_Entries provided_
===

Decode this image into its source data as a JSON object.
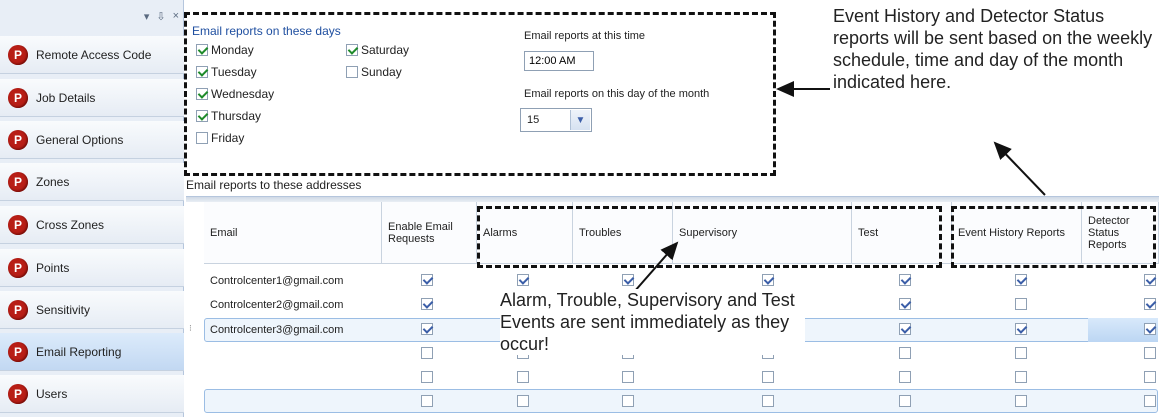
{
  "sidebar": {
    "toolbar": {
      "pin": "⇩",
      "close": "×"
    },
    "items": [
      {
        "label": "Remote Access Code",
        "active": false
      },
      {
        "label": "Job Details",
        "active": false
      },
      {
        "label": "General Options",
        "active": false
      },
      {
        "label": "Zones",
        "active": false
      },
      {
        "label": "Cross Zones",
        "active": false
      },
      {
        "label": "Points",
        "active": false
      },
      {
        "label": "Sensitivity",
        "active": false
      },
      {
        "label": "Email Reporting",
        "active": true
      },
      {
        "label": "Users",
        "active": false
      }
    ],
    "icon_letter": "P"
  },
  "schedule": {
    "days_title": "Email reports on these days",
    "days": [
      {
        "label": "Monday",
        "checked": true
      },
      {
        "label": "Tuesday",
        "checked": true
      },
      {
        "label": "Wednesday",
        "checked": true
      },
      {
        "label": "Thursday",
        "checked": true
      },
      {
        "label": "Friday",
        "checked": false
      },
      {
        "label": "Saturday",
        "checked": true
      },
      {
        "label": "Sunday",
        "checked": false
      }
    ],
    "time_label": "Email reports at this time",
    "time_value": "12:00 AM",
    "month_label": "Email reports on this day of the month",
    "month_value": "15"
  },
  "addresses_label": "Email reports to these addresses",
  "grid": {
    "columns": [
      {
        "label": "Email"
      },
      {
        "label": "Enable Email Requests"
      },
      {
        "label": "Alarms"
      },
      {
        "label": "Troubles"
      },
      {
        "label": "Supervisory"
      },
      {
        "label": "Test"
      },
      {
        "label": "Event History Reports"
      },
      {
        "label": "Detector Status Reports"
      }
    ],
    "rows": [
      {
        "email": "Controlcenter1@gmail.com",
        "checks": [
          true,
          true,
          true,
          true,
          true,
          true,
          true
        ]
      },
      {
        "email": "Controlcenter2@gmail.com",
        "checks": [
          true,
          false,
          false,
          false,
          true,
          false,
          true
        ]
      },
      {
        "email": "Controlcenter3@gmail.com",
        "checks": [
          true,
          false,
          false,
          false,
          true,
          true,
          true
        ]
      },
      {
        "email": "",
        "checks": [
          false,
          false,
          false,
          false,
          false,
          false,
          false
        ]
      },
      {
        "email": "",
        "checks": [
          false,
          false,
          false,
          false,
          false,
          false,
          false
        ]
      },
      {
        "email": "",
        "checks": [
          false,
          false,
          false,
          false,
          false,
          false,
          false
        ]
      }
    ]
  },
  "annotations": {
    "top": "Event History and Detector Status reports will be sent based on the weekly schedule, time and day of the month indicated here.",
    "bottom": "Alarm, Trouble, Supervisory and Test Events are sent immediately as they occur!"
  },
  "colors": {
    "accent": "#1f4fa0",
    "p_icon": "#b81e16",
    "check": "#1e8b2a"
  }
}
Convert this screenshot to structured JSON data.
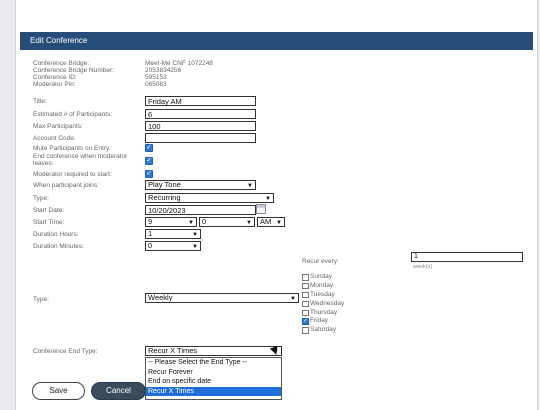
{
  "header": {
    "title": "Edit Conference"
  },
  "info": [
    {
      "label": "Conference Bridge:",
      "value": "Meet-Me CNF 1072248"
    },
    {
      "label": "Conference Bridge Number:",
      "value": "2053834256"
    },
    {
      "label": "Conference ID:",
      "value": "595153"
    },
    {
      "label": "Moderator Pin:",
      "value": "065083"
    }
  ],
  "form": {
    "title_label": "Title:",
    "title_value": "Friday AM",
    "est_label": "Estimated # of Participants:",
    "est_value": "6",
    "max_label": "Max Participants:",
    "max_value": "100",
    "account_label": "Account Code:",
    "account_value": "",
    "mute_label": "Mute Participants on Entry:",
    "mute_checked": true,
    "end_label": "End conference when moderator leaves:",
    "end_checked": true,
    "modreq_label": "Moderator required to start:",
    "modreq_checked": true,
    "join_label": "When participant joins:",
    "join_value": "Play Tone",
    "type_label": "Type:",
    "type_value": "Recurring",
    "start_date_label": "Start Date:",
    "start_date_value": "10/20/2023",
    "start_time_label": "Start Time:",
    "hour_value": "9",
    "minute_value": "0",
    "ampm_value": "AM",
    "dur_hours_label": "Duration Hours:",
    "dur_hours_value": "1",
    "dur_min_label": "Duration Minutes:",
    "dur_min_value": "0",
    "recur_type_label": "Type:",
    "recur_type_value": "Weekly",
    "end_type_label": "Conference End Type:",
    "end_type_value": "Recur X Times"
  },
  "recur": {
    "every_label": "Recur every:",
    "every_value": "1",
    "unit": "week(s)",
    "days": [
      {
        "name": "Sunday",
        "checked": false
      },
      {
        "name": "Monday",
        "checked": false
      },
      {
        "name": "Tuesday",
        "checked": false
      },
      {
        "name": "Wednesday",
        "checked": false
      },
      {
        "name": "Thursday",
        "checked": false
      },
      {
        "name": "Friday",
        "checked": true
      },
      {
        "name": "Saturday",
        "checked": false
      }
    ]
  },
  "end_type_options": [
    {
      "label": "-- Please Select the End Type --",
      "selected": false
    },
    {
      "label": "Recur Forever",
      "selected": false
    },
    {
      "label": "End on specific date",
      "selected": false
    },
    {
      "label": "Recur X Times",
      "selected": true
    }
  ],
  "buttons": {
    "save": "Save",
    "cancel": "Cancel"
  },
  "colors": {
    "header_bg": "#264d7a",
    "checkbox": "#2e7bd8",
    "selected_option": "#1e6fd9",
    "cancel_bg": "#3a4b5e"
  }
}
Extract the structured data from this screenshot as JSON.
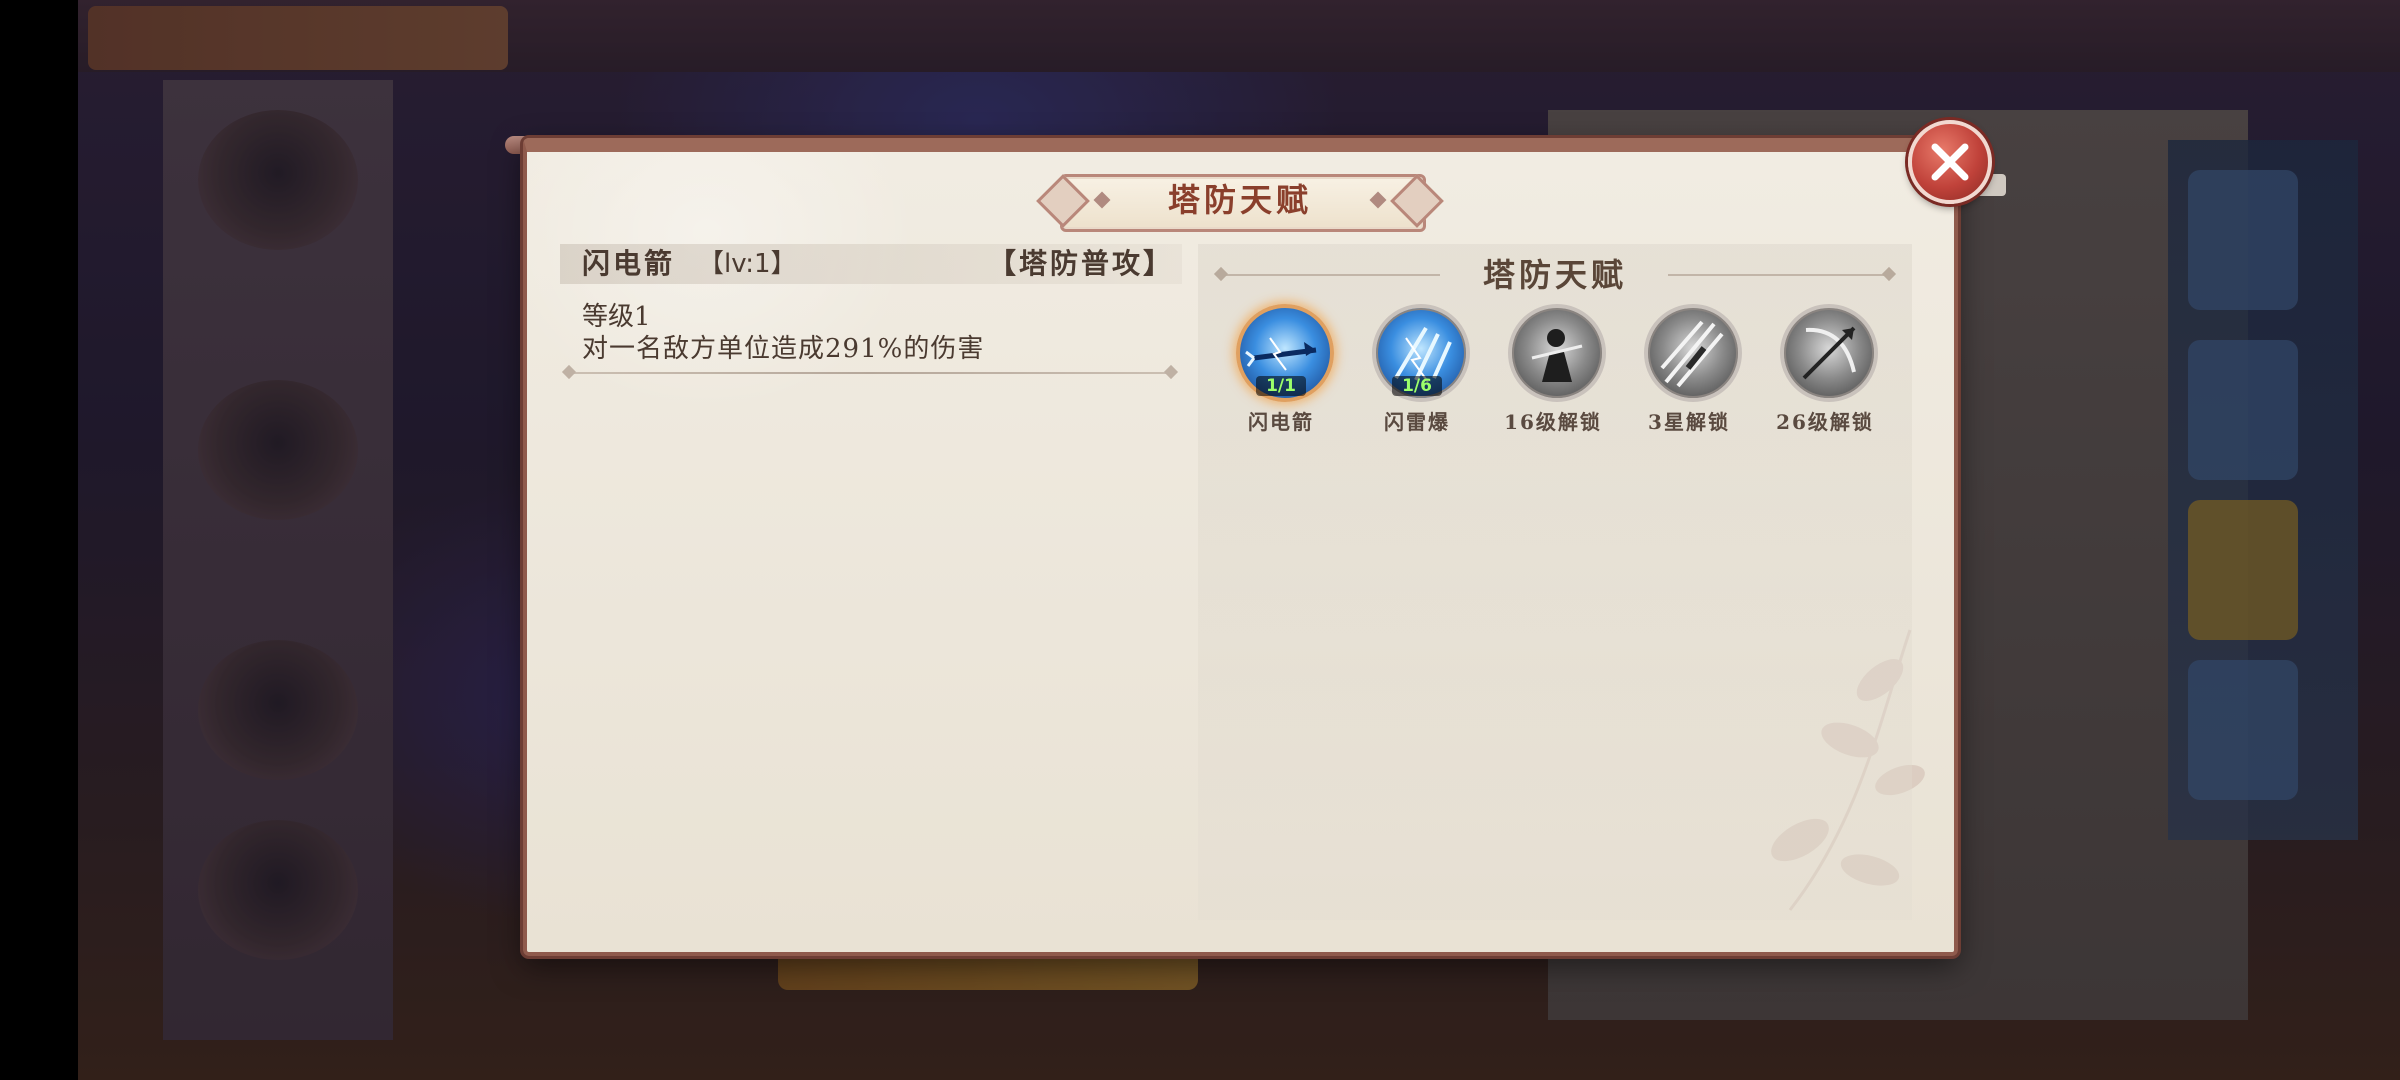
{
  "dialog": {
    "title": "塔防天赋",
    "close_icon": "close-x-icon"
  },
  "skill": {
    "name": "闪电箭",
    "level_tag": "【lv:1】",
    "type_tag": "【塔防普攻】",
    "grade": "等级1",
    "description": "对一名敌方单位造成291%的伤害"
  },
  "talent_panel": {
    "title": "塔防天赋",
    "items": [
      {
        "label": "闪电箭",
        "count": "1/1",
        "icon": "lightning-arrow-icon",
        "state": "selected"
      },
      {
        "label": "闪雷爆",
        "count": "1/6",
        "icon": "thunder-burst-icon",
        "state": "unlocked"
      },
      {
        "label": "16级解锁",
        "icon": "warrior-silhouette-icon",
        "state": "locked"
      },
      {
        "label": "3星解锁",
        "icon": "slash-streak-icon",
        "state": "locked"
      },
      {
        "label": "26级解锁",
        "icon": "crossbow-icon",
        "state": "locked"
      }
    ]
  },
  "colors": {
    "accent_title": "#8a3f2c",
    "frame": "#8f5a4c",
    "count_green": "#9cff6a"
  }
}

===

_Exercise details_
Write out every line of the entries that holds the word "Test".

_Final answer_
        "label": "Test"
    "bottom": "Alarm, Trouble, Supervisory and Test Events are sent immediately as they occur!"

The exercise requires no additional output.